Return verbatim the run of lines that opens with the line holding "Convert this document image to plain text." and closes with the last line of the records.

DATA SHOWN>
━━━━━━━━
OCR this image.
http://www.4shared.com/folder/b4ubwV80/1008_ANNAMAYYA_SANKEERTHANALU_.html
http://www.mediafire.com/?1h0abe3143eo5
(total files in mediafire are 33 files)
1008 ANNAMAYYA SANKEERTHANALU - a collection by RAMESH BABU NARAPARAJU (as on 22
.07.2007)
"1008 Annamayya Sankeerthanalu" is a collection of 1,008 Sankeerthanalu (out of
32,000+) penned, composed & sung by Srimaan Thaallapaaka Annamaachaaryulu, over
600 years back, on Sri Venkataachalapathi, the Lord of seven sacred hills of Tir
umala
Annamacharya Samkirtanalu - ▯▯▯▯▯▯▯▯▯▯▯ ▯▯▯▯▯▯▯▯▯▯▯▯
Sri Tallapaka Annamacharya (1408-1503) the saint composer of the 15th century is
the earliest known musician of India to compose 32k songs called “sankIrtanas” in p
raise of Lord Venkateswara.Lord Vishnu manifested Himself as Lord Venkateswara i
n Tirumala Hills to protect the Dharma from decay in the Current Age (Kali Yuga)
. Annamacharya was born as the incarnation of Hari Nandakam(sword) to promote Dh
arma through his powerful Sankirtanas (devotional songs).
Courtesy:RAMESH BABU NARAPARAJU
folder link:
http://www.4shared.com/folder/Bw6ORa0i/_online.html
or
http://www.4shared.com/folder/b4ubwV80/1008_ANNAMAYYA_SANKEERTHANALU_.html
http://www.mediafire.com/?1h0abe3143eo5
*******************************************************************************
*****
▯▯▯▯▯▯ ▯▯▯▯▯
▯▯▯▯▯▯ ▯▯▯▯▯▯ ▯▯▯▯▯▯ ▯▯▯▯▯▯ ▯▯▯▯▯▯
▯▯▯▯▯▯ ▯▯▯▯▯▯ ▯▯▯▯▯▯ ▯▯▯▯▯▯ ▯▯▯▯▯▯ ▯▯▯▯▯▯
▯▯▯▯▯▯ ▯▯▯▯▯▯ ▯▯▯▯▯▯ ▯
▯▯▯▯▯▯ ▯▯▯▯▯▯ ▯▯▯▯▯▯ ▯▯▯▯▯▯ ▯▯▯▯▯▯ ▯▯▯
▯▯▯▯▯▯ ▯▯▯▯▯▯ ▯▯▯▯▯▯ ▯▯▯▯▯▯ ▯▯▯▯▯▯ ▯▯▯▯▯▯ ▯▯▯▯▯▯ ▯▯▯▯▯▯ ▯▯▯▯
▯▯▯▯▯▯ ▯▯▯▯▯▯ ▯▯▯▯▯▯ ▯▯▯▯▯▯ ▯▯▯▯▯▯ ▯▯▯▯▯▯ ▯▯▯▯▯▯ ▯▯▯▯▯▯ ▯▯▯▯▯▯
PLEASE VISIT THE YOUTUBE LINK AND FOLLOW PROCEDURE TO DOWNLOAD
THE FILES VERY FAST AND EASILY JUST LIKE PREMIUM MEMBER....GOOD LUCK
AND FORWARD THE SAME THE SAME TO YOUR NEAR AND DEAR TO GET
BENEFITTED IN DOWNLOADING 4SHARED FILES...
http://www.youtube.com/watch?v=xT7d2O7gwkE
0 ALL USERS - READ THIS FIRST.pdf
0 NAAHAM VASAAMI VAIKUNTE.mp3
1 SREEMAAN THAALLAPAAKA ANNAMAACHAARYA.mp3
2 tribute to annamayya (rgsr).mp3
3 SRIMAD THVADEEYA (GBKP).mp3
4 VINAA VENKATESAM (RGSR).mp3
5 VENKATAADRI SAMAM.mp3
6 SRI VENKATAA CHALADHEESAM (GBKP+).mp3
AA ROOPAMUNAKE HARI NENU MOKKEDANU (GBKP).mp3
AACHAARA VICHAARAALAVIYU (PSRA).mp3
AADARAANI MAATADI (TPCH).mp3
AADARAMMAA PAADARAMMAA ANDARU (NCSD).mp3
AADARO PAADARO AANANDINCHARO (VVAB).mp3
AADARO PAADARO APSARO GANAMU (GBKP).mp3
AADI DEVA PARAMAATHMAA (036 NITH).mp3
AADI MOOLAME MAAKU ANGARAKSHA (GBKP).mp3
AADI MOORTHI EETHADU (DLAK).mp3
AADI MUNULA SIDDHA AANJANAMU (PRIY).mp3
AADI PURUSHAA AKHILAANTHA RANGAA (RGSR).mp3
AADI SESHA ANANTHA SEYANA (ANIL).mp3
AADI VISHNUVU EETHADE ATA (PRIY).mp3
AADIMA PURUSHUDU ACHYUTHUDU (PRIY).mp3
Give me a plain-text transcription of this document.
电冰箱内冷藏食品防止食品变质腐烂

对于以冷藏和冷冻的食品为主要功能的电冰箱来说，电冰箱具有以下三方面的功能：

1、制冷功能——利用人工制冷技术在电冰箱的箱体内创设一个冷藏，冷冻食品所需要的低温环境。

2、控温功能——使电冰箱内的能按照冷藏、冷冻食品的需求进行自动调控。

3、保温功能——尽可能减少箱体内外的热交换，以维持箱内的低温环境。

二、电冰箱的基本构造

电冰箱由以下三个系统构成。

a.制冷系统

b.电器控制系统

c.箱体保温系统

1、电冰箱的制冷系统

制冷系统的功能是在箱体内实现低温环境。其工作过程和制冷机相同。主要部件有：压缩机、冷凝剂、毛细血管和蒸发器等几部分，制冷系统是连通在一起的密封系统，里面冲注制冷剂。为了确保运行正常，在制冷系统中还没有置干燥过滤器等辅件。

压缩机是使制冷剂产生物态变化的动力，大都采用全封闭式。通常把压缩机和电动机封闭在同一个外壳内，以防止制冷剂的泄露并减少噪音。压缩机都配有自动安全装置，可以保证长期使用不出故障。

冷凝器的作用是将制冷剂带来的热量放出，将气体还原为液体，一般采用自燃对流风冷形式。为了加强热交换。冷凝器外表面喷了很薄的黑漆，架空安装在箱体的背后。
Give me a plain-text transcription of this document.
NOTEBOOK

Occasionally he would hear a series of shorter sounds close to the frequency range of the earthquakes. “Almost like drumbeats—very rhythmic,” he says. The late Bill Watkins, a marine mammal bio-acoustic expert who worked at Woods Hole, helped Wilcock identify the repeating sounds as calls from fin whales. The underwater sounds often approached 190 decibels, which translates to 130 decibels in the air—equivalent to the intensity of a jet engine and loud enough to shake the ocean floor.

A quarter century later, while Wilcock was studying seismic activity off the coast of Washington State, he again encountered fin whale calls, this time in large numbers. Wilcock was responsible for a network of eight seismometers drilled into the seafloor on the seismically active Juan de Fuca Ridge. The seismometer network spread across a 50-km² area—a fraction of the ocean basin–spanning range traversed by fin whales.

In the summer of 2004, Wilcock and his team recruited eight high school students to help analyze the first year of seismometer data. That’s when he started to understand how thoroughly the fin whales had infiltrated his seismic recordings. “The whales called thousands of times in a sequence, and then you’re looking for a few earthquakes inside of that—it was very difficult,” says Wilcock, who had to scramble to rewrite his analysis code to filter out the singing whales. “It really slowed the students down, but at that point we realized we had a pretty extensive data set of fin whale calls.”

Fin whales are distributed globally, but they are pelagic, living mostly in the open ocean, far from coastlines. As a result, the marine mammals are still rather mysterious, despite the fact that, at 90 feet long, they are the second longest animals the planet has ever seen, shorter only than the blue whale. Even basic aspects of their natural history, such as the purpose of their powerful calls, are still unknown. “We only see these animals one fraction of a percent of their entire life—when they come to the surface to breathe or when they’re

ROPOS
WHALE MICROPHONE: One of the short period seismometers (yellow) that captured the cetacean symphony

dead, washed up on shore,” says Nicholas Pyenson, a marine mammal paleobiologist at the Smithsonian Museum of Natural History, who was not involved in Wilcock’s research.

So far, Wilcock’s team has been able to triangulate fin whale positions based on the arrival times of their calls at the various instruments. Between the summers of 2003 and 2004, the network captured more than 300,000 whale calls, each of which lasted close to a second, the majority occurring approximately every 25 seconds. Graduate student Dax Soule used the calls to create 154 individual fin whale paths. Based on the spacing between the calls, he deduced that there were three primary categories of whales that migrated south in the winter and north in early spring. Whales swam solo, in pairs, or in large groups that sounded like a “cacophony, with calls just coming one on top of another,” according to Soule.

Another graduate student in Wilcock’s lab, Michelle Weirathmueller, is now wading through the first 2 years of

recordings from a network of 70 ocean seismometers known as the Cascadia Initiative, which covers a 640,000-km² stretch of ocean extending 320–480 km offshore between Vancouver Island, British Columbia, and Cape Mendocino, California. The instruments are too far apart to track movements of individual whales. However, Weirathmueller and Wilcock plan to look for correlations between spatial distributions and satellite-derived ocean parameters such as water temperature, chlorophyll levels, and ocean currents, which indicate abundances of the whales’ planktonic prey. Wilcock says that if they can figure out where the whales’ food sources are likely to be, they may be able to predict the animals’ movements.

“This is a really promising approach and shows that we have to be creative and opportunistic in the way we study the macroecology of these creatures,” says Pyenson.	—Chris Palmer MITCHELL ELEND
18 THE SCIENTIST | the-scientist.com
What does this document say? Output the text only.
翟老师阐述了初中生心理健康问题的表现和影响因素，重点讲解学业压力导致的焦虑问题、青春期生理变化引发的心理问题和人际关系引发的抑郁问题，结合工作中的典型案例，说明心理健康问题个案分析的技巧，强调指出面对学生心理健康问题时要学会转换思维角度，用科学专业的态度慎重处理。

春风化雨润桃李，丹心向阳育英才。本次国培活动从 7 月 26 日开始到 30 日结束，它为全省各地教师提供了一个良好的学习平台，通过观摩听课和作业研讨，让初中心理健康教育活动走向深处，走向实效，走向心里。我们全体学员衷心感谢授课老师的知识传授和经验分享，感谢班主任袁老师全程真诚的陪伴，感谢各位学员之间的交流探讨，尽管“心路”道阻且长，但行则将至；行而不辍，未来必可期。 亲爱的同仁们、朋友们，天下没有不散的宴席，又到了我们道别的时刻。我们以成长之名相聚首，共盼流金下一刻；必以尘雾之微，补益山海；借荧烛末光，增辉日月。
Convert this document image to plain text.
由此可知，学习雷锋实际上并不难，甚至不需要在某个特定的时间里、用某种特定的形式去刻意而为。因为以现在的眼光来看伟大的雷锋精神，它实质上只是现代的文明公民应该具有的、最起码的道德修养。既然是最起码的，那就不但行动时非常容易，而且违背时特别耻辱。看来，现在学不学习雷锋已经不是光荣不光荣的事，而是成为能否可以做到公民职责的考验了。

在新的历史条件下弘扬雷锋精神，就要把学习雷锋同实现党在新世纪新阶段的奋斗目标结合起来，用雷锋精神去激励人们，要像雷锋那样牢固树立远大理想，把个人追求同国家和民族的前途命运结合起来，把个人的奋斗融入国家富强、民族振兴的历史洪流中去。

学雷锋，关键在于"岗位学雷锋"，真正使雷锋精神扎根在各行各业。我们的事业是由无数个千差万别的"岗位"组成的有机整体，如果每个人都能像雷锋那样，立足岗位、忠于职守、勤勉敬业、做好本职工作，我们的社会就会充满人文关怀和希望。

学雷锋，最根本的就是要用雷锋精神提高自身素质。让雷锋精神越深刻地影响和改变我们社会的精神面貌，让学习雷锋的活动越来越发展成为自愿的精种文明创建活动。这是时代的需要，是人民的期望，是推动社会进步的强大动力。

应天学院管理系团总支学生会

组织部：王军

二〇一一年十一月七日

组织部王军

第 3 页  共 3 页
━━━━━━━━
RESULT OF THIS EXERCISE>
Convert this document image to plain text.
由此可知，学习雷锋实际上并不难，甚至不需要在某个特定的时间里、用某种特定的形式去刻意而为。因为以现在的眼光来看伟大的雷锋精神，它实质上只是现代的文明公民应该具有的、最起码的道德修养。既然是最起码的，那就不但行动时非常容易，而且违背时特别耻辱。看来，现在学不学习雷锋已经不是光荣不光荣的事，而是成为能否可以做到公民职责的考验了。

在新的历史条件下弘扬雷锋精神，就要把学习雷锋同实现党在新世纪新阶段的奋斗目标结合起来，用雷锋精神去激励人们，要像雷锋那样牢固树立远大理想，把个人追求同国家和民族的前途命运结合起来，把个人的奋斗融入国家富强、民族振兴的历史洪流中去。

学雷锋，关键在于"岗位学雷锋"，真正使雷锋精神扎根在各行各业。我们的事业是由无数个千差万别的"岗位"组成的有机整体，如果每个人都能像雷锋那样，立足岗位、忠于职守、勤勉敬业、做好本职工作，我们的社会就会充满人文关怀和希望。

学雷锋，最根本的就是要用雷锋精神提高自身素质。让雷锋精神越深刻地影响和改变我们社会的精神面貌，让学习雷锋的活动越来越发展成为自愿的精种文明创建活动。这是时代的需要，是人民的期望，是推动社会进步的强大动力。

应天学院管理系团总支学生会

组织部：王军

二〇一一年十一月七日

组织部王军

第 3 页  共 3 页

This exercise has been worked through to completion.